**Extracted information:**
━━━━━━━━━━━━━━━━━━━━
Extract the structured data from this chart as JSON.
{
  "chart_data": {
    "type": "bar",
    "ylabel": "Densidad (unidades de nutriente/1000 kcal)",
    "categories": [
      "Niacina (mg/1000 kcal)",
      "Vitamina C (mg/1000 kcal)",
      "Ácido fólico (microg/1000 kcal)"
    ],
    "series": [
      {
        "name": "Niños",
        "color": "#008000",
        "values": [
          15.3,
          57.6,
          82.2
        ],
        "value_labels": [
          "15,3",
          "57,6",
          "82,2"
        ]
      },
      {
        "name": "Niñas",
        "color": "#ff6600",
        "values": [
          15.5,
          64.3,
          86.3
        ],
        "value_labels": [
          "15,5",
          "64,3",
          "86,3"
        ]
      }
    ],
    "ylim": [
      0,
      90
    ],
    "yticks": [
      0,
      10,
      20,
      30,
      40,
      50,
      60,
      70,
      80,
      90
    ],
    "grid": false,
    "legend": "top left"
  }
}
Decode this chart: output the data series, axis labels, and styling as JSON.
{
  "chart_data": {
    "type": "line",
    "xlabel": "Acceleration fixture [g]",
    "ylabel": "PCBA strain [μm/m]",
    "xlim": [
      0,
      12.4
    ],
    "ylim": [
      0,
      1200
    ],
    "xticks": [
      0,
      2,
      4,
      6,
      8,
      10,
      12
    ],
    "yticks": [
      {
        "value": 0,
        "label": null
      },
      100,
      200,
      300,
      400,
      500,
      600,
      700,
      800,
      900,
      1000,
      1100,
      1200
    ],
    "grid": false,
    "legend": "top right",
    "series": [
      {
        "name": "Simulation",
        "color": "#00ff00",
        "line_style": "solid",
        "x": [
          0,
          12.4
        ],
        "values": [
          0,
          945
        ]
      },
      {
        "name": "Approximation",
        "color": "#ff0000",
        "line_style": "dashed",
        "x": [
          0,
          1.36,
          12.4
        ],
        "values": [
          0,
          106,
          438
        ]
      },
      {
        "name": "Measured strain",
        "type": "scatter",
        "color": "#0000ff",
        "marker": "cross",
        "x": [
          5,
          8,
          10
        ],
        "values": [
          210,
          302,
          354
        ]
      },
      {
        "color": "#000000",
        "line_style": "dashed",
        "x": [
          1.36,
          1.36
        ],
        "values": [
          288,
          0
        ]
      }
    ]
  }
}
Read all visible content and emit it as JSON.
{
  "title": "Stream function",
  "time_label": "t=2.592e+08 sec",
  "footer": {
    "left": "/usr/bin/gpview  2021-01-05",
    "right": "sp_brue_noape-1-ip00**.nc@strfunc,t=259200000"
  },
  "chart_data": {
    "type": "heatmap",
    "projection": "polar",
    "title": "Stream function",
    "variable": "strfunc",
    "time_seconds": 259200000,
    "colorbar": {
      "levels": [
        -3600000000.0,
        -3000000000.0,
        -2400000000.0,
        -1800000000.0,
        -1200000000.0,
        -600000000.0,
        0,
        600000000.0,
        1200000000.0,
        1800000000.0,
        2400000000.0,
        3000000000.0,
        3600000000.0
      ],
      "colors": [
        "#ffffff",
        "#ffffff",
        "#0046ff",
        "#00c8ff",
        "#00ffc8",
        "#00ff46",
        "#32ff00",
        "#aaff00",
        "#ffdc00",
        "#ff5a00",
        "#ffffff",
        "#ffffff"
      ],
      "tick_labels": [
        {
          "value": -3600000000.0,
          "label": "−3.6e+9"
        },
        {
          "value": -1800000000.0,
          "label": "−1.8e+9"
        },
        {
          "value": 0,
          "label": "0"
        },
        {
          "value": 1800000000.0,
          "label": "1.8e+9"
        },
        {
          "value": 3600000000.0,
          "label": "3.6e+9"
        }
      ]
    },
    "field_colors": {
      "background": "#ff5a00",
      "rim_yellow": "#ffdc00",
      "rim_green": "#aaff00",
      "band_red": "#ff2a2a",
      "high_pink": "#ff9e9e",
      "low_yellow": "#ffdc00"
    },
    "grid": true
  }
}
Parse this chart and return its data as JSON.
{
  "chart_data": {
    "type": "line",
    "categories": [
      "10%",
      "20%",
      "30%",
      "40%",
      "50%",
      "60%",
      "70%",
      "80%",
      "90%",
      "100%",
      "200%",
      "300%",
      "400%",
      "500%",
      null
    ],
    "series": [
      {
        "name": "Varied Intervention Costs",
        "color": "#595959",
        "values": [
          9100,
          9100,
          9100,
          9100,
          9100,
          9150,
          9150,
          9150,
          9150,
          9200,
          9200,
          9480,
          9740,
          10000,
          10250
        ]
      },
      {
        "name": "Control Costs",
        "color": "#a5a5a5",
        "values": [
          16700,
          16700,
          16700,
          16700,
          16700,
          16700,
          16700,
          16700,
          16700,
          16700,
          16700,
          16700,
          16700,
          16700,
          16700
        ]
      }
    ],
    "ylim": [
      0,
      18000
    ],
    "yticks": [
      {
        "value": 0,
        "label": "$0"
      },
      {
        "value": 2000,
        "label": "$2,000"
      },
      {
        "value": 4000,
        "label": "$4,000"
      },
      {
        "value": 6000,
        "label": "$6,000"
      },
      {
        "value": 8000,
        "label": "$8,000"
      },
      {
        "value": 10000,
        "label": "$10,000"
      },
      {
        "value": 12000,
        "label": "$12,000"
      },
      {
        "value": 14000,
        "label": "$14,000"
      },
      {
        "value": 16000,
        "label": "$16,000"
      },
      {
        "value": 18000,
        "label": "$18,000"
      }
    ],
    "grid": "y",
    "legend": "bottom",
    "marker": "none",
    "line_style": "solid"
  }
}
━━━━━━━━━━━━━━━━━━━━
**Given request:** Extract each line from the listing that holds the word "Stream".

**Solution to this exercise:**
  "title": "Stream function",
    "title": "Stream function",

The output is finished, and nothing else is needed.